:: Aim ::
From the entries below, gather each line containing the word "intensity".

(begin)

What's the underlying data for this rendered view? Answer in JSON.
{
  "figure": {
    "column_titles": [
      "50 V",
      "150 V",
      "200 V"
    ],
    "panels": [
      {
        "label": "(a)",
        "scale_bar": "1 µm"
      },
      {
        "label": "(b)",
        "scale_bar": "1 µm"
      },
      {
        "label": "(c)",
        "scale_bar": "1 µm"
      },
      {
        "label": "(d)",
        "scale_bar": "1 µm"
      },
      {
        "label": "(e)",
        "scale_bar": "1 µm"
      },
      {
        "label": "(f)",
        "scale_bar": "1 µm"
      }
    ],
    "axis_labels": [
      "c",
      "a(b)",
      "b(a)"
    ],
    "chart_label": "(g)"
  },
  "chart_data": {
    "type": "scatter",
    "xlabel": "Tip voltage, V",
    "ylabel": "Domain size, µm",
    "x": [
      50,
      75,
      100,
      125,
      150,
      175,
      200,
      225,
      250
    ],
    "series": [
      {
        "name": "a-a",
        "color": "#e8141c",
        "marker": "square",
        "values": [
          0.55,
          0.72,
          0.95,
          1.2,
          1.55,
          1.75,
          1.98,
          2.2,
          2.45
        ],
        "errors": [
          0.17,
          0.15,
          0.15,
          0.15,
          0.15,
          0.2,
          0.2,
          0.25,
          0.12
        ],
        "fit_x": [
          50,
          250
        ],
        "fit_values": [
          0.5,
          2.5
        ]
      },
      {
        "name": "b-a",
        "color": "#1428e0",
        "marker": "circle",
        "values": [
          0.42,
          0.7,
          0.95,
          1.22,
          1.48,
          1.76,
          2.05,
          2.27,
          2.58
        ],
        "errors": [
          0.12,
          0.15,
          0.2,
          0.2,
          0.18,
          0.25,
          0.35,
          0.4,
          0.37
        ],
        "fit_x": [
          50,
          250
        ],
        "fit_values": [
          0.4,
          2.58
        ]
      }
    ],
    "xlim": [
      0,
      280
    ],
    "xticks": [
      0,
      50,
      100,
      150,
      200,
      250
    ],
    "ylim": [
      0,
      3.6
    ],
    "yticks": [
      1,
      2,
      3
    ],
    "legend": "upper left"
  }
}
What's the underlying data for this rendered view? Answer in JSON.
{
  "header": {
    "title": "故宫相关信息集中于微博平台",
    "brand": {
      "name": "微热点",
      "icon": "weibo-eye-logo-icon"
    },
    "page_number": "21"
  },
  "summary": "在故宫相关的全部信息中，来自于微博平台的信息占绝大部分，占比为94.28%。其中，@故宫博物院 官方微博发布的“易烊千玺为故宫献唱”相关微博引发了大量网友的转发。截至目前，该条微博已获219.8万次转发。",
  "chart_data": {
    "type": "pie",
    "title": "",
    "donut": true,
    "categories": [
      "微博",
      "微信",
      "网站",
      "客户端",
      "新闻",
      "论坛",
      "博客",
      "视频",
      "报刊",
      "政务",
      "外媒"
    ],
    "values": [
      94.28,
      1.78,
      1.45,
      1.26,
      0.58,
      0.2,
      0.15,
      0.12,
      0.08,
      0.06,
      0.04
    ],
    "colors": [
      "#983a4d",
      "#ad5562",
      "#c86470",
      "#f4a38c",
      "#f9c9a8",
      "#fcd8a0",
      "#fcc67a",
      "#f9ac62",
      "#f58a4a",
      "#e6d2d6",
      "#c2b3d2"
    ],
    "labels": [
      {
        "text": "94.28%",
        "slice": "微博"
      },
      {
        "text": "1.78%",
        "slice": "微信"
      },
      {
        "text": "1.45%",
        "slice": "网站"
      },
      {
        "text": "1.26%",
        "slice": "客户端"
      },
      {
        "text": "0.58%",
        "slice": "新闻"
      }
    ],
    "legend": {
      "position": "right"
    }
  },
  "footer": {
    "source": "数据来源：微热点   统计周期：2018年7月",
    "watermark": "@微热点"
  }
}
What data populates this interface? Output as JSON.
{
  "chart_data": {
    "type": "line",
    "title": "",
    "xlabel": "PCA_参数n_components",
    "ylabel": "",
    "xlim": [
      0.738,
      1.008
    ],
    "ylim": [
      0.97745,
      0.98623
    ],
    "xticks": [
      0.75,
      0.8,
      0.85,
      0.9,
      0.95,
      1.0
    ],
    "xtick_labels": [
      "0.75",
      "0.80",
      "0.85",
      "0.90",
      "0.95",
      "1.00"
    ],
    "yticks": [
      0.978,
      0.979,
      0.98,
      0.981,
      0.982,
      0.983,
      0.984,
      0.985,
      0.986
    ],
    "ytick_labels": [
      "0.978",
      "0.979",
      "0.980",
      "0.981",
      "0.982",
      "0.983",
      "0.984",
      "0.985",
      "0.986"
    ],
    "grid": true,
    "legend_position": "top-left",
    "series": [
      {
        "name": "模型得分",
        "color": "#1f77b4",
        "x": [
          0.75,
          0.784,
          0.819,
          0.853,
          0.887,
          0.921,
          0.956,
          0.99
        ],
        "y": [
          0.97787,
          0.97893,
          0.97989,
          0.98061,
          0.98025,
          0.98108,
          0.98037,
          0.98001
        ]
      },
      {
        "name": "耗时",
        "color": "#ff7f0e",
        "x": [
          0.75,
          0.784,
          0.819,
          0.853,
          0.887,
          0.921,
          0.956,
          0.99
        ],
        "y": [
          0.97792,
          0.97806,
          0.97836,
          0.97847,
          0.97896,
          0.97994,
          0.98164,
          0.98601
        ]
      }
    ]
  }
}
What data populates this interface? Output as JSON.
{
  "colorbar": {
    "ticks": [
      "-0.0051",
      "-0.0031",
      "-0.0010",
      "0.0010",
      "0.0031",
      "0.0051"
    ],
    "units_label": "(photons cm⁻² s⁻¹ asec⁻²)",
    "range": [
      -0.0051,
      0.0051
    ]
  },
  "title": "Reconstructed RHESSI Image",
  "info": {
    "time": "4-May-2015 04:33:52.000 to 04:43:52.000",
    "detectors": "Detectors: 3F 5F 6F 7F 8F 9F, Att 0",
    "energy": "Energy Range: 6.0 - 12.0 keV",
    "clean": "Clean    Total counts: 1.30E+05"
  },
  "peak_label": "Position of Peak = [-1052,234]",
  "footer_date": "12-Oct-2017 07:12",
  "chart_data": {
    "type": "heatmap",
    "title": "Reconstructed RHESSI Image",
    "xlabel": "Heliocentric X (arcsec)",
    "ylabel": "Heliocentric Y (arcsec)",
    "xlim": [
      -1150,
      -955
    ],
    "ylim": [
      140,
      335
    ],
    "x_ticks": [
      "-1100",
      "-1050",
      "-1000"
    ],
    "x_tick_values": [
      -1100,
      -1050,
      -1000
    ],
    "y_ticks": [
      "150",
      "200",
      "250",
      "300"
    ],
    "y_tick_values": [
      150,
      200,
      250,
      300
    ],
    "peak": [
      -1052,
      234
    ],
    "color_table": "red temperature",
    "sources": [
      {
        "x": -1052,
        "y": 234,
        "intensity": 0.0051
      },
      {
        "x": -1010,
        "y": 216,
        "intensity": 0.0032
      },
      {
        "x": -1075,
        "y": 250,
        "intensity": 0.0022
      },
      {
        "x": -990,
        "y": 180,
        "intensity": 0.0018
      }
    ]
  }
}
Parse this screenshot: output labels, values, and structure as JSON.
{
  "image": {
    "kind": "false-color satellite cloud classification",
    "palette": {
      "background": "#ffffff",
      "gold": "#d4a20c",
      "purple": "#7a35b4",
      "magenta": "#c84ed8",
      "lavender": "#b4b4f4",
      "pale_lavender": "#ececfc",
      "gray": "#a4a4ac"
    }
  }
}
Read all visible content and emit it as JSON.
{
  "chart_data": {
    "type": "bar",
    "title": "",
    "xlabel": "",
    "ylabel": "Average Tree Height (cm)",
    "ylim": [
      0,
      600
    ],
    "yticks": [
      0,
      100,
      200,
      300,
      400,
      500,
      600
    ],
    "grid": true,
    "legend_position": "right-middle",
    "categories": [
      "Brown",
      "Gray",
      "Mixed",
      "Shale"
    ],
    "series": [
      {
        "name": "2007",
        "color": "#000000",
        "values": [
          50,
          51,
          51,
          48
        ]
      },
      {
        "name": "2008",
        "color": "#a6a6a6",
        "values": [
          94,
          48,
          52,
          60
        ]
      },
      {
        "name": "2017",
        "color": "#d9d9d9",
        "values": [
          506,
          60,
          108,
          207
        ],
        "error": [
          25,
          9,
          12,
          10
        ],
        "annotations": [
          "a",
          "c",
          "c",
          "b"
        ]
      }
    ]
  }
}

(end)

:: Solution below ::
        "intensity": 0.0051
        "intensity": 0.0032
        "intensity": 0.0022
        "intensity": 0.0018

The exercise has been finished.